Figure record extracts
- - - -
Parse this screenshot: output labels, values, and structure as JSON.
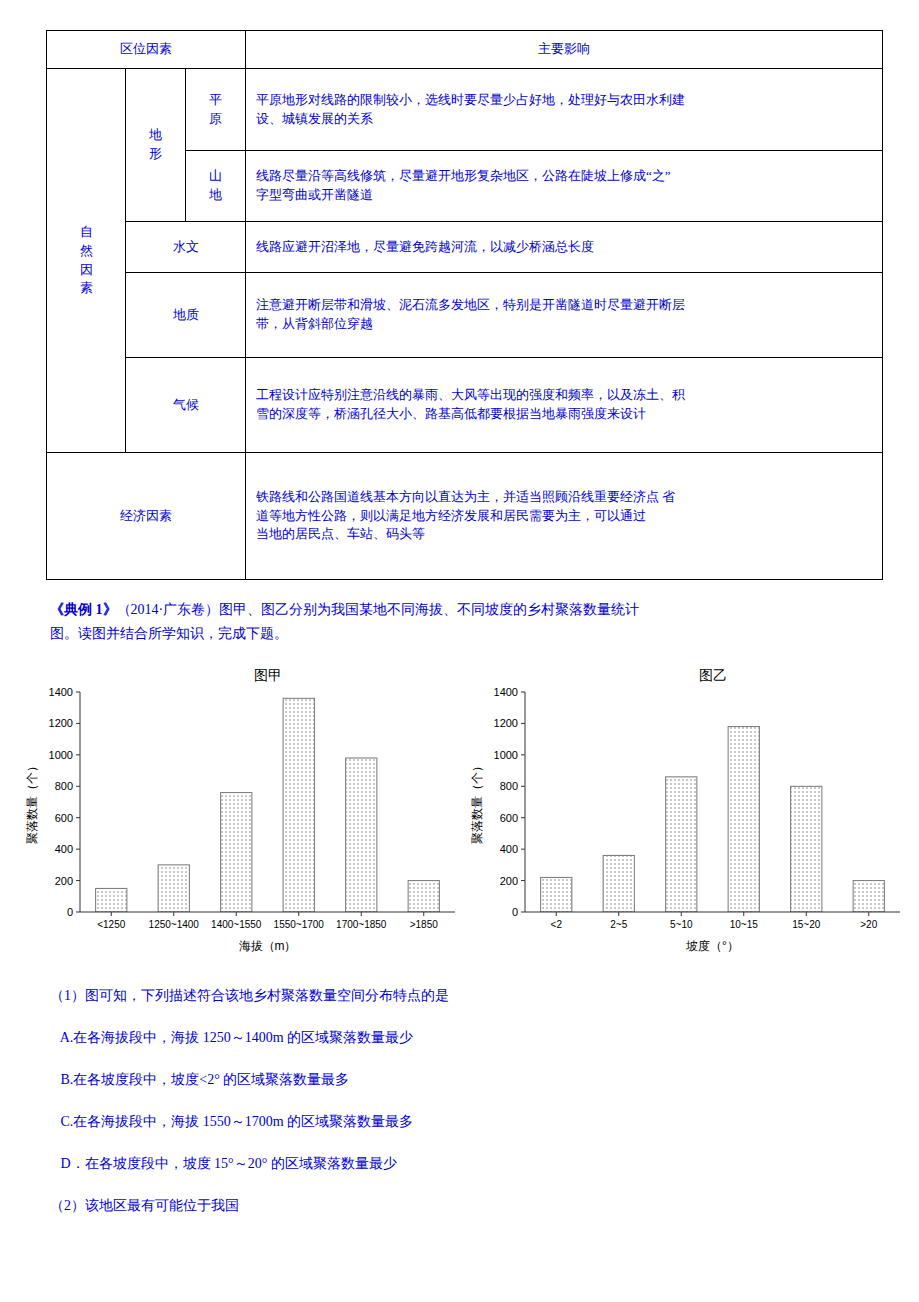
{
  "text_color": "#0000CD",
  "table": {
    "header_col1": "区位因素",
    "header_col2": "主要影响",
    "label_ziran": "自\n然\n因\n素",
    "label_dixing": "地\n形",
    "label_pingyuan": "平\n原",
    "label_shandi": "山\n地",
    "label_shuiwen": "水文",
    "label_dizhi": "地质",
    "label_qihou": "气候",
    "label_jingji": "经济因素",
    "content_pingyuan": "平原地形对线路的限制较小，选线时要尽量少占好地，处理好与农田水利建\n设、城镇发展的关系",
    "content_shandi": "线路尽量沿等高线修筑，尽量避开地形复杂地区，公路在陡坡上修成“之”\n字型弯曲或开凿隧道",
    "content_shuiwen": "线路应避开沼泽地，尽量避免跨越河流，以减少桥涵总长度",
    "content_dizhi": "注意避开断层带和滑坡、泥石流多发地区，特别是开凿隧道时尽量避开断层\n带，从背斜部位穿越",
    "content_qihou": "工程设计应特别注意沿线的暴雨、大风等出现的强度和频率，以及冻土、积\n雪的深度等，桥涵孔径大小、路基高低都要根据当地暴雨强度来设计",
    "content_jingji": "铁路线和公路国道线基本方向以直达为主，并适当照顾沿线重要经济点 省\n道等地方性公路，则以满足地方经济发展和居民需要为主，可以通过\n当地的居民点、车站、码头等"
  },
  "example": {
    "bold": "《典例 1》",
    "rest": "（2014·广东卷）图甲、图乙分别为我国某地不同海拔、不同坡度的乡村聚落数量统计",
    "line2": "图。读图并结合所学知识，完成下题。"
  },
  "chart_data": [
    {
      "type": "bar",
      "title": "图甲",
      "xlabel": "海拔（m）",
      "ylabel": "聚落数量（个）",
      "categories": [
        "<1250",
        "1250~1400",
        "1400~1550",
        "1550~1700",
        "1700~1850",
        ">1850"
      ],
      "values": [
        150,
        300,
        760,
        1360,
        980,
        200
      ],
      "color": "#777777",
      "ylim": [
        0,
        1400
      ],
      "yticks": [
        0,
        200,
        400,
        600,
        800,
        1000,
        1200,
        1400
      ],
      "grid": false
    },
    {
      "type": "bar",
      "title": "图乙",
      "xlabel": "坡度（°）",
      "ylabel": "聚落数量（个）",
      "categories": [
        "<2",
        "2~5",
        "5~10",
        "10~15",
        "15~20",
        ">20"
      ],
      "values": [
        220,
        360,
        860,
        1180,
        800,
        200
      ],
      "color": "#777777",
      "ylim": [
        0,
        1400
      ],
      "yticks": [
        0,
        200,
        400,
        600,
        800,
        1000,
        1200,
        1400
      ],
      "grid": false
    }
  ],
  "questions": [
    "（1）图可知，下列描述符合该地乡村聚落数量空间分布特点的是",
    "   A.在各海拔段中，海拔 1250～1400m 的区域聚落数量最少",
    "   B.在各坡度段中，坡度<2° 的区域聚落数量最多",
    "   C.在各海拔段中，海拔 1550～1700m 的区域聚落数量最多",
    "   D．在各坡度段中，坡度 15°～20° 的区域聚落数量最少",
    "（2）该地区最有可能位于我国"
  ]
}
- - - -
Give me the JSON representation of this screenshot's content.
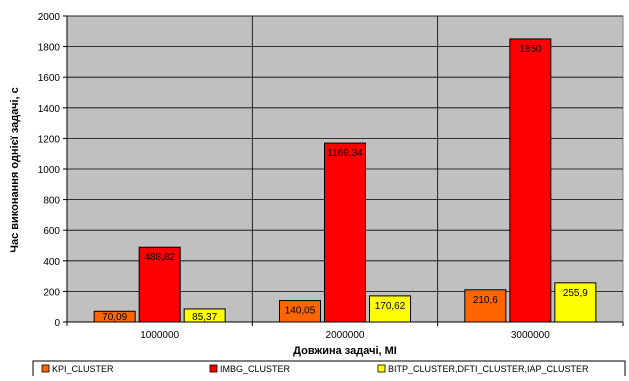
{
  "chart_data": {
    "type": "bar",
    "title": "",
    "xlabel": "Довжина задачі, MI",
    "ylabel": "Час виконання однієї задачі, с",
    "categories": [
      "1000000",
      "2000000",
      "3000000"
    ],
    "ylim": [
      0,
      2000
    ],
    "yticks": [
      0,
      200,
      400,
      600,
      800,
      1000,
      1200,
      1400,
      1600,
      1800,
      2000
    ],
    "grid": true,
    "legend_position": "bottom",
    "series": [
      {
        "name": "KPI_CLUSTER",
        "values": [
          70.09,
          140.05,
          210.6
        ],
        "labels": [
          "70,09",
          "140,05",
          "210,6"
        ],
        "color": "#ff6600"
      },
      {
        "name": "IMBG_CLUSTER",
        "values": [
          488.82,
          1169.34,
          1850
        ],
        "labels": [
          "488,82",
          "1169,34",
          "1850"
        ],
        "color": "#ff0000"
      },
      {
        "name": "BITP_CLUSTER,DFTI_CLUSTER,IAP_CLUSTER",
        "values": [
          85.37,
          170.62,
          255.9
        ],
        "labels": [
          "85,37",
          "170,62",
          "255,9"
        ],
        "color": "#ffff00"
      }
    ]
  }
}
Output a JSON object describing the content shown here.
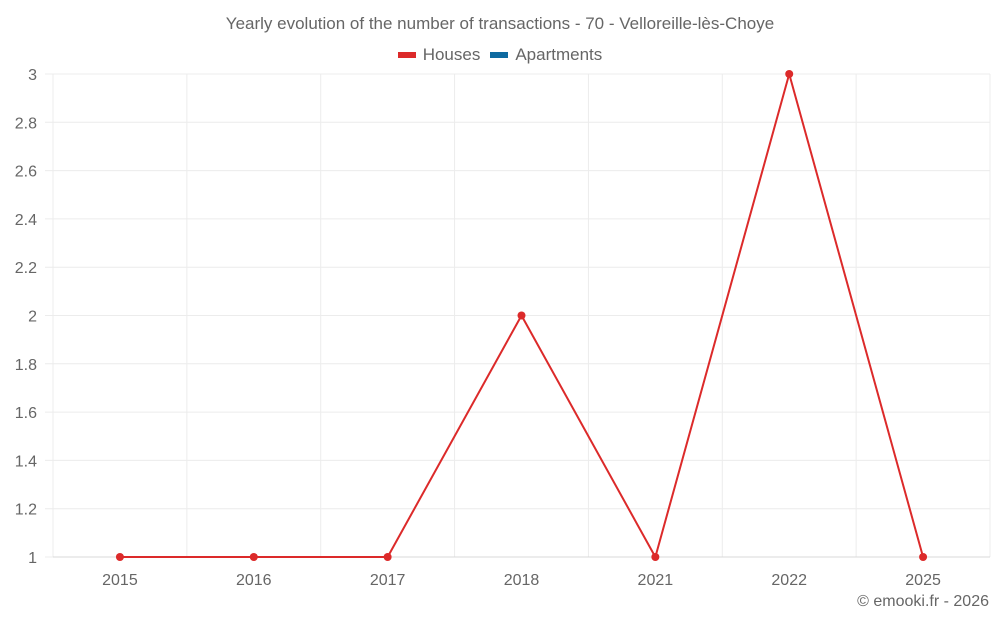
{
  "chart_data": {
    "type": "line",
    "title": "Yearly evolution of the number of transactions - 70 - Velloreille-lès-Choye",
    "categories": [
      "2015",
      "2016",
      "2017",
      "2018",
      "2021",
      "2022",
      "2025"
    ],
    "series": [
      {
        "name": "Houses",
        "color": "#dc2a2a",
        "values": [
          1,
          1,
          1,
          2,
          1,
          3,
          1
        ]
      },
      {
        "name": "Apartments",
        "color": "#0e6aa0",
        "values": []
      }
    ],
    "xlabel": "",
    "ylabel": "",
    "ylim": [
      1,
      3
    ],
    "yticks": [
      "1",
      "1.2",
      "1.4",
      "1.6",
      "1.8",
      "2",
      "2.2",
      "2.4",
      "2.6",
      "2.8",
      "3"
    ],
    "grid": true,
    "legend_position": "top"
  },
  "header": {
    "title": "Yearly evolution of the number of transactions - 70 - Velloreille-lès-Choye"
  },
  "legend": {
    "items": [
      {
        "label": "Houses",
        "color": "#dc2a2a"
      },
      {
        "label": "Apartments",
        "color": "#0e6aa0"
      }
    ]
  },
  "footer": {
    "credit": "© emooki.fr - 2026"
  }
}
- - - -
**Set exercise**
Where a line of the material above holds the string "name", copy that line.

**Expected answer**
        "name": "KPI_CLUSTER",
        "name": "IMBG_CLUSTER",
        "name": "BITP_CLUSTER,DFTI_CLUSTER,IAP_CLUSTER",
        "name": "Houses",
        "name": "Apartments",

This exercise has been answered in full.